» **WHAT IS EXPECTED**: The records below are to be set down again exactly, with the pictures left out.

» **DATA EXTRACT**:
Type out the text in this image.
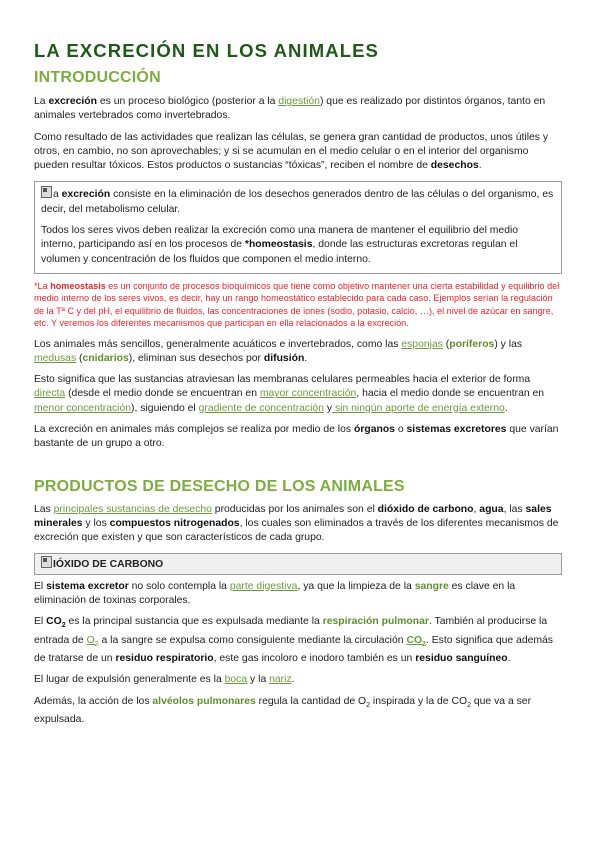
LA EXCRECIÓN EN LOS ANIMALES
INTRODUCCIÓN

La excreción es un proceso biológico (posterior a la digestión) que es realizado por distintos órganos, tanto en animales vertebrados como invertebrados.

Como resultado de las actividades que realizan las células, se genera gran cantidad de productos, unos útiles y otros, en cambio, no son aprovechables; y si se acumulan en el medio celular o en el interior del organismo pueden resultar tóxicos. Estos productos o sustancias “tóxicas”, reciben el nombre de desechos.

a excreción consiste en la eliminación de los desechos generados dentro de las células o del organismo, es decir, del metabolismo celular.

Todos los seres vivos deben realizar la excreción como una manera de mantener el equilibrio del medio interno, participando así en los procesos de *homeostasis, donde las estructuras excretoras regulan el volumen y concentración de los fluidos que componen el medio interno.

*La homeostasis es un conjunto de procesos bioquímicos que tiene como objetivo mantener una cierta estabilidad y equilibrio del medio interno de los seres vivos, es decir, hay un rango homeostático establecido para cada caso. Ejemplos serían la regulación de la Tª C y del pH, el equilibrio de fluidos, las concentraciones de iones (sodio, potasio, calcio, …), el nivel de azúcar en sangre, etc. Y veremos los diferentes mecanismos que participan en ella relacionados a la excreción.

Los animales más sencillos, generalmente acuáticos e invertebrados, como las esponjas (poríferos) y las medusas (cnidarios), eliminan sus desechos por difusión.

Esto significa que las sustancias atraviesan las membranas celulares permeables hacia el exterior de forma directa (desde el medio donde se encuentran en mayor concentración, hacia el medio donde se encuentran en menor concentración), siguiendo el gradiente de concentración y sin ningún aporte de energía externo.

La excreción en animales más complejos se realiza por medio de los órganos o sistemas excretores que varían bastante de un grupo a otro.

PRODUCTOS DE DESECHO DE LOS ANIMALES

Las principales sustancias de desecho producidas por los animales son el dióxido de carbono, agua, las sales minerales y los compuestos nitrogenados, los cuales son eliminados a través de los diferentes mecanismos de excreción que existen y que son característicos de cada grupo.

IÓXIDO DE CARBONO

El sistema excretor no solo contempla la parte digestiva, ya que la limpieza de la sangre es clave en la eliminación de toxinas corporales.

El $CO_2$ es la principal sustancia que es expulsada mediante la respiración pulmonar. También al producirse la entrada de $O_2$ a la sangre se expulsa como consiguiente mediante la circulación $CO_2$. Esto significa que además de tratarse de un residuo respiratorio, este gas incoloro e inodoro también es un residuo sanguíneo.

El lugar de expulsión generalmente es la boca y la nariz.

Además, la acción de los alvéolos pulmonares regula la cantidad de $O_2$ inspirada y la de $CO_2$ que va a ser expulsada.
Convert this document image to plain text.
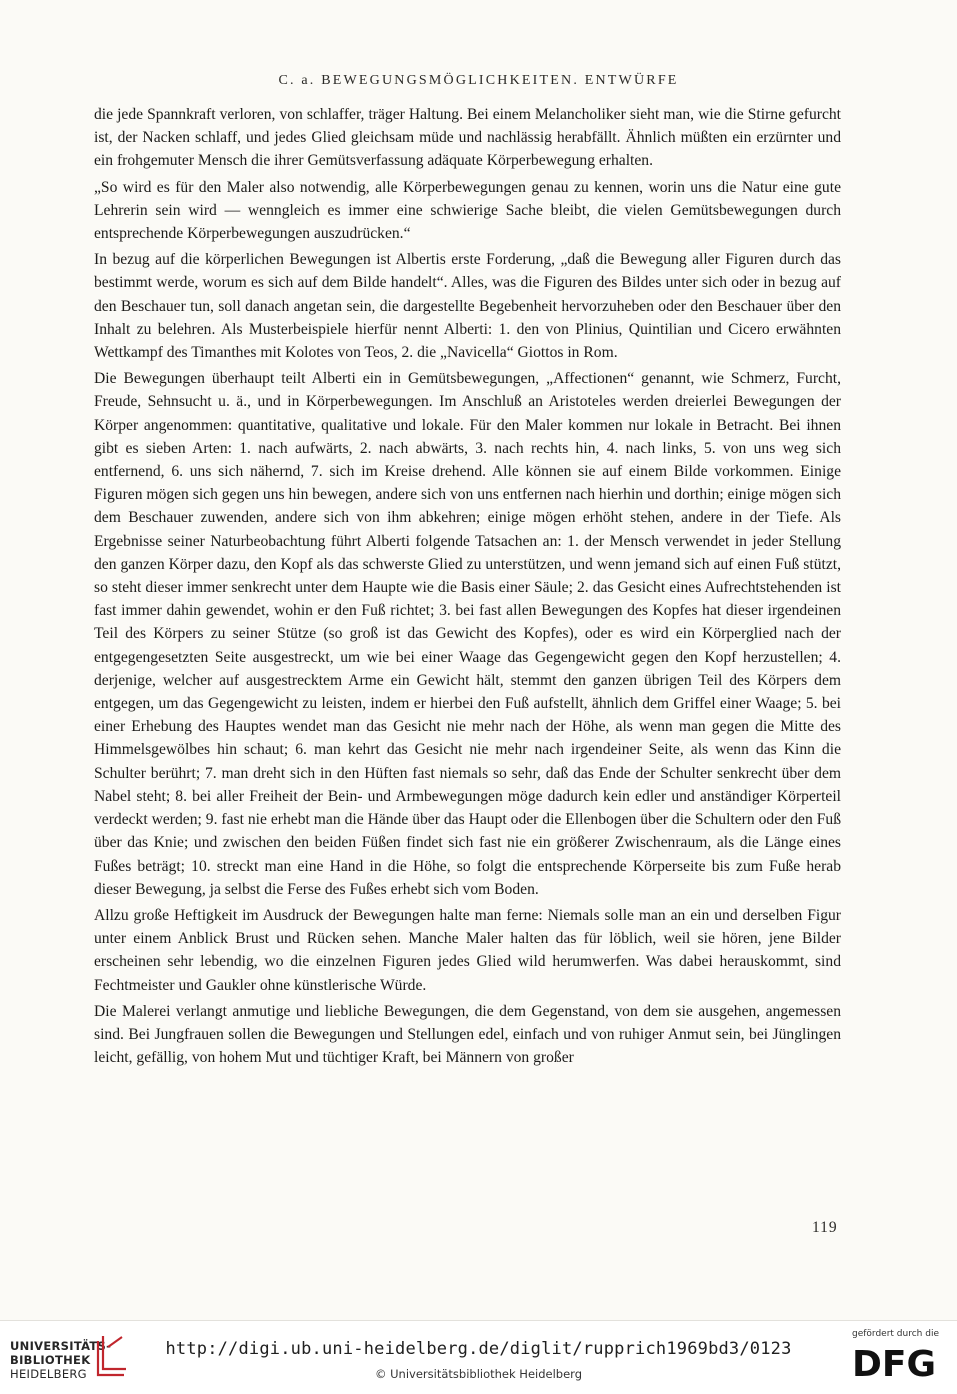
C. a. BEWEGUNGSMÖGLICHKEITEN. ENTWÜRFE

die jede Spannkraft verloren, von schlaffer, träger Haltung. Bei einem Melancholiker sieht man, wie die Stirne gefurcht ist, der Nacken schlaff, und jedes Glied gleichsam müde und nachlässig herabfällt. Ähnlich müßten ein erzürnter und ein frohgemuter Mensch die ihrer Gemütsverfassung adäquate Körperbewegung erhalten.

„So wird es für den Maler also notwendig, alle Körperbewegungen genau zu kennen, worin uns die Natur eine gute Lehrerin sein wird — wenngleich es immer eine schwierige Sache bleibt, die vielen Gemütsbewegungen durch entsprechende Körperbewegungen auszudrücken.“

In bezug auf die körperlichen Bewegungen ist Albertis erste Forderung, „daß die Bewegung aller Figuren durch das bestimmt werde, worum es sich auf dem Bilde handelt“. Alles, was die Figuren des Bildes unter sich oder in bezug auf den Beschauer tun, soll danach angetan sein, die dargestellte Begebenheit hervorzuheben oder den Beschauer über den Inhalt zu belehren. Als Musterbeispiele hierfür nennt Alberti: 1. den von Plinius, Quintilian und Cicero erwähnten Wettkampf des Timanthes mit Kolotes von Teos, 2. die „Navicella“ Giottos in Rom.

Die Bewegungen überhaupt teilt Alberti ein in Gemütsbewegungen, „Affectionen“ genannt, wie Schmerz, Furcht, Freude, Sehnsucht u. ä., und in Körperbewegungen. Im Anschluß an Aristoteles werden dreierlei Bewegungen der Körper angenommen: quantitative, qualitative und lokale. Für den Maler kommen nur lokale in Betracht. Bei ihnen gibt es sieben Arten: 1. nach aufwärts, 2. nach abwärts, 3. nach rechts hin, 4. nach links, 5. von uns weg sich entfernend, 6. uns sich nähernd, 7. sich im Kreise drehend. Alle können sie auf einem Bilde vorkommen. Einige Figuren mögen sich gegen uns hin bewegen, andere sich von uns entfernen nach hierhin und dorthin; einige mögen sich dem Beschauer zuwenden, andere sich von ihm abkehren; einige mögen erhöht stehen, andere in der Tiefe. Als Ergebnisse seiner Naturbeobachtung führt Alberti folgende Tatsachen an: 1. der Mensch verwendet in jeder Stellung den ganzen Körper dazu, den Kopf als das schwerste Glied zu unterstützen, und wenn jemand sich auf einen Fuß stützt, so steht dieser immer senkrecht unter dem Haupte wie die Basis einer Säule; 2. das Gesicht eines Aufrechtstehenden ist fast immer dahin gewendet, wohin er den Fuß richtet; 3. bei fast allen Bewegungen des Kopfes hat dieser irgendeinen Teil des Körpers zu seiner Stütze (so groß ist das Gewicht des Kopfes), oder es wird ein Körperglied nach der entgegengesetzten Seite ausgestreckt, um wie bei einer Waage das Gegengewicht gegen den Kopf herzustellen; 4. derjenige, welcher auf ausgestrecktem Arme ein Gewicht hält, stemmt den ganzen übrigen Teil des Körpers dem entgegen, um das Gegengewicht zu leisten, indem er hierbei den Fuß aufstellt, ähnlich dem Griffel einer Waage; 5. bei einer Erhebung des Hauptes wendet man das Gesicht nie mehr nach der Höhe, als wenn man gegen die Mitte des Himmelsgewölbes hin schaut; 6. man kehrt das Gesicht nie mehr nach irgendeiner Seite, als wenn das Kinn die Schulter berührt; 7. man dreht sich in den Hüften fast niemals so sehr, daß das Ende der Schulter senkrecht über dem Nabel steht; 8. bei aller Freiheit der Bein- und Armbewegungen möge dadurch kein edler und anständiger Körperteil verdeckt werden; 9. fast nie erhebt man die Hände über das Haupt oder die Ellenbogen über die Schultern oder den Fuß über das Knie; und zwischen den beiden Füßen findet sich fast nie ein größerer Zwischenraum, als die Länge eines Fußes beträgt; 10. streckt man eine Hand in die Höhe, so folgt die entsprechende Körperseite bis zum Fuße herab dieser Bewegung, ja selbst die Ferse des Fußes erhebt sich vom Boden.

Allzu große Heftigkeit im Ausdruck der Bewegungen halte man ferne: Niemals solle man an ein und derselben Figur unter einem Anblick Brust und Rücken sehen. Manche Maler halten das für löblich, weil sie hören, jene Bilder erscheinen sehr lebendig, wo die einzelnen Figuren jedes Glied wild herumwerfen. Was dabei herauskommt, sind Fechtmeister und Gaukler ohne künstlerische Würde.

Die Malerei verlangt anmutige und liebliche Bewegungen, die dem Gegenstand, von dem sie ausgehen, angemessen sind. Bei Jungfrauen sollen die Bewegungen und Stellungen edel, einfach und von ruhiger Anmut sein, bei Jünglingen leicht, gefällig, von hohem Mut und tüchtiger Kraft, bei Männern von großer

119
UNIVERSITÄTS-
BIBLIOTHEK
HEIDELBERG
http://digi.ub.uni-heidelberg.de/diglit/rupprich1969bd3/0123
© Universitätsbibliothek Heidelberg
gefördert durch die
DFG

» **ANSWER BOX**:
Type out the text in this image.
LA EXCRECIÓN EN LOS ANIMALES
INTRODUCCIÓN

La excreción es un proceso biológico (posterior a la digestión) que es realizado por distintos órganos, tanto en animales vertebrados como invertebrados.

Como resultado de las actividades que realizan las células, se genera gran cantidad de productos, unos útiles y otros, en cambio, no son aprovechables; y si se acumulan en el medio celular o en el interior del organismo pueden resultar tóxicos. Estos productos o sustancias “tóxicas”, reciben el nombre de desechos.

a excreción consiste en la eliminación de los desechos generados dentro de las células o del organismo, es decir, del metabolismo celular.

Todos los seres vivos deben realizar la excreción como una manera de mantener el equilibrio del medio interno, participando así en los procesos de *homeostasis, donde las estructuras excretoras regulan el volumen y concentración de los fluidos que componen el medio interno.

*La homeostasis es un conjunto de procesos bioquímicos que tiene como objetivo mantener una cierta estabilidad y equilibrio del medio interno de los seres vivos, es decir, hay un rango homeostático establecido para cada caso. Ejemplos serían la regulación de la Tª C y del pH, el equilibrio de fluidos, las concentraciones de iones (sodio, potasio, calcio, …), el nivel de azúcar en sangre, etc. Y veremos los diferentes mecanismos que participan en ella relacionados a la excreción.

Los animales más sencillos, generalmente acuáticos e invertebrados, como las esponjas (poríferos) y las medusas (cnidarios), eliminan sus desechos por difusión.

Esto significa que las sustancias atraviesan las membranas celulares permeables hacia el exterior de forma directa (desde el medio donde se encuentran en mayor concentración, hacia el medio donde se encuentran en menor concentración), siguiendo el gradiente de concentración y sin ningún aporte de energía externo.

La excreción en animales más complejos se realiza por medio de los órganos o sistemas excretores que varían bastante de un grupo a otro.

PRODUCTOS DE DESECHO DE LOS ANIMALES

Las principales sustancias de desecho producidas por los animales son el dióxido de carbono, agua, las sales minerales y los compuestos nitrogenados, los cuales son eliminados a través de los diferentes mecanismos de excreción que existen y que son característicos de cada grupo.

IÓXIDO DE CARBONO

El sistema excretor no solo contempla la parte digestiva, ya que la limpieza de la sangre es clave en la eliminación de toxinas corporales.

El $CO_2$ es la principal sustancia que es expulsada mediante la respiración pulmonar. También al producirse la entrada de $O_2$ a la sangre se expulsa como consiguiente mediante la circulación $CO_2$. Esto significa que además de tratarse de un residuo respiratorio, este gas incoloro e inodoro también es un residuo sanguíneo.

El lugar de expulsión generalmente es la boca y la nariz.

Además, la acción de los alvéolos pulmonares regula la cantidad de $O_2$ inspirada y la de $CO_2$ que va a ser expulsada.
Convert this document image to plain text.
C. a. BEWEGUNGSMÖGLICHKEITEN. ENTWÜRFE

die jede Spannkraft verloren, von schlaffer, träger Haltung. Bei einem Melancholiker sieht man, wie die Stirne gefurcht ist, der Nacken schlaff, und jedes Glied gleichsam müde und nachlässig herabfällt. Ähnlich müßten ein erzürnter und ein frohgemuter Mensch die ihrer Gemütsverfassung adäquate Körperbewegung erhalten.

„So wird es für den Maler also notwendig, alle Körperbewegungen genau zu kennen, worin uns die Natur eine gute Lehrerin sein wird — wenngleich es immer eine schwierige Sache bleibt, die vielen Gemütsbewegungen durch entsprechende Körperbewegungen auszudrücken.“

In bezug auf die körperlichen Bewegungen ist Albertis erste Forderung, „daß die Bewegung aller Figuren durch das bestimmt werde, worum es sich auf dem Bilde handelt“. Alles, was die Figuren des Bildes unter sich oder in bezug auf den Beschauer tun, soll danach angetan sein, die dargestellte Begebenheit hervorzuheben oder den Beschauer über den Inhalt zu belehren. Als Musterbeispiele hierfür nennt Alberti: 1. den von Plinius, Quintilian und Cicero erwähnten Wettkampf des Timanthes mit Kolotes von Teos, 2. die „Navicella“ Giottos in Rom.

Die Bewegungen überhaupt teilt Alberti ein in Gemütsbewegungen, „Affectionen“ genannt, wie Schmerz, Furcht, Freude, Sehnsucht u. ä., und in Körperbewegungen. Im Anschluß an Aristoteles werden dreierlei Bewegungen der Körper angenommen: quantitative, qualitative und lokale. Für den Maler kommen nur lokale in Betracht. Bei ihnen gibt es sieben Arten: 1. nach aufwärts, 2. nach abwärts, 3. nach rechts hin, 4. nach links, 5. von uns weg sich entfernend, 6. uns sich nähernd, 7. sich im Kreise drehend. Alle können sie auf einem Bilde vorkommen. Einige Figuren mögen sich gegen uns hin bewegen, andere sich von uns entfernen nach hierhin und dorthin; einige mögen sich dem Beschauer zuwenden, andere sich von ihm abkehren; einige mögen erhöht stehen, andere in der Tiefe. Als Ergebnisse seiner Naturbeobachtung führt Alberti folgende Tatsachen an: 1. der Mensch verwendet in jeder Stellung den ganzen Körper dazu, den Kopf als das schwerste Glied zu unterstützen, und wenn jemand sich auf einen Fuß stützt, so steht dieser immer senkrecht unter dem Haupte wie die Basis einer Säule; 2. das Gesicht eines Aufrechtstehenden ist fast immer dahin gewendet, wohin er den Fuß richtet; 3. bei fast allen Bewegungen des Kopfes hat dieser irgendeinen Teil des Körpers zu seiner Stütze (so groß ist das Gewicht des Kopfes), oder es wird ein Körperglied nach der entgegengesetzten Seite ausgestreckt, um wie bei einer Waage das Gegengewicht gegen den Kopf herzustellen; 4. derjenige, welcher auf ausgestrecktem Arme ein Gewicht hält, stemmt den ganzen übrigen Teil des Körpers dem entgegen, um das Gegengewicht zu leisten, indem er hierbei den Fuß aufstellt, ähnlich dem Griffel einer Waage; 5. bei einer Erhebung des Hauptes wendet man das Gesicht nie mehr nach der Höhe, als wenn man gegen die Mitte des Himmelsgewölbes hin schaut; 6. man kehrt das Gesicht nie mehr nach irgendeiner Seite, als wenn das Kinn die Schulter berührt; 7. man dreht sich in den Hüften fast niemals so sehr, daß das Ende der Schulter senkrecht über dem Nabel steht; 8. bei aller Freiheit der Bein- und Armbewegungen möge dadurch kein edler und anständiger Körperteil verdeckt werden; 9. fast nie erhebt man die Hände über das Haupt oder die Ellenbogen über die Schultern oder den Fuß über das Knie; und zwischen den beiden Füßen findet sich fast nie ein größerer Zwischenraum, als die Länge eines Fußes beträgt; 10. streckt man eine Hand in die Höhe, so folgt die entsprechende Körperseite bis zum Fuße herab dieser Bewegung, ja selbst die Ferse des Fußes erhebt sich vom Boden.

Allzu große Heftigkeit im Ausdruck der Bewegungen halte man ferne: Niemals solle man an ein und derselben Figur unter einem Anblick Brust und Rücken sehen. Manche Maler halten das für löblich, weil sie hören, jene Bilder erscheinen sehr lebendig, wo die einzelnen Figuren jedes Glied wild herumwerfen. Was dabei herauskommt, sind Fechtmeister und Gaukler ohne künstlerische Würde.

Die Malerei verlangt anmutige und liebliche Bewegungen, die dem Gegenstand, von dem sie ausgehen, angemessen sind. Bei Jungfrauen sollen die Bewegungen und Stellungen edel, einfach und von ruhiger Anmut sein, bei Jünglingen leicht, gefällig, von hohem Mut und tüchtiger Kraft, bei Männern von großer

119
UNIVERSITÄTS-
BIBLIOTHEK
HEIDELBERG
http://digi.ub.uni-heidelberg.de/diglit/rupprich1969bd3/0123
© Universitätsbibliothek Heidelberg
gefördert durch die
DFG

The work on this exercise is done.